# Required work:
Everything in the listing should be restated word for word.

# Information shown:
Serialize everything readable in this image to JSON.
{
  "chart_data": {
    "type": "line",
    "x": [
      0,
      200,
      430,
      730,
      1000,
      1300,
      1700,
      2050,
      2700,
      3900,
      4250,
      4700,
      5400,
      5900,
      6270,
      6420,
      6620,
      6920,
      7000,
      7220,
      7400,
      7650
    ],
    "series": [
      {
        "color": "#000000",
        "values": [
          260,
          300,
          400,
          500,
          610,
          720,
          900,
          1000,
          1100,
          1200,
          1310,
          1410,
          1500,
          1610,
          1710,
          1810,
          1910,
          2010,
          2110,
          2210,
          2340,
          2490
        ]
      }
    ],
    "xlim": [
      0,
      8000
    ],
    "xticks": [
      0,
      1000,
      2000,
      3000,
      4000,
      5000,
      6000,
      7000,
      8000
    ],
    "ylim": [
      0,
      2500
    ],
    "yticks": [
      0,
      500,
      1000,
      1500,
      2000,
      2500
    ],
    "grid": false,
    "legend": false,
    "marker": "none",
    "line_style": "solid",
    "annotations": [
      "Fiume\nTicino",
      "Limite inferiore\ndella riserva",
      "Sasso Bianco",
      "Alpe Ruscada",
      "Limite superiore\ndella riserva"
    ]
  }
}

# Full response:
Serialize everything readable in this image to JSON.
{
  "chart_data": {
    "type": "line",
    "x": [
      0,
      200,
      430,
      730,
      1000,
      1300,
      1700,
      2050,
      2700,
      3900,
      4250,
      4700,
      5400,
      5900,
      6270,
      6420,
      6620,
      6920,
      7000,
      7220,
      7400,
      7650
    ],
    "series": [
      {
        "color": "#000000",
        "values": [
          260,
          300,
          400,
          500,
          610,
          720,
          900,
          1000,
          1100,
          1200,
          1310,
          1410,
          1500,
          1610,
          1710,
          1810,
          1910,
          2010,
          2110,
          2210,
          2340,
          2490
        ]
      }
    ],
    "xlim": [
      0,
      8000
    ],
    "xticks": [
      0,
      1000,
      2000,
      3000,
      4000,
      5000,
      6000,
      7000,
      8000
    ],
    "ylim": [
      0,
      2500
    ],
    "yticks": [
      0,
      500,
      1000,
      1500,
      2000,
      2500
    ],
    "grid": false,
    "legend": false,
    "marker": "none",
    "line_style": "solid",
    "annotations": [
      "Fiume\nTicino",
      "Limite inferiore\ndella riserva",
      "Sasso Bianco",
      "Alpe Ruscada",
      "Limite superiore\ndella riserva"
    ]
  }
}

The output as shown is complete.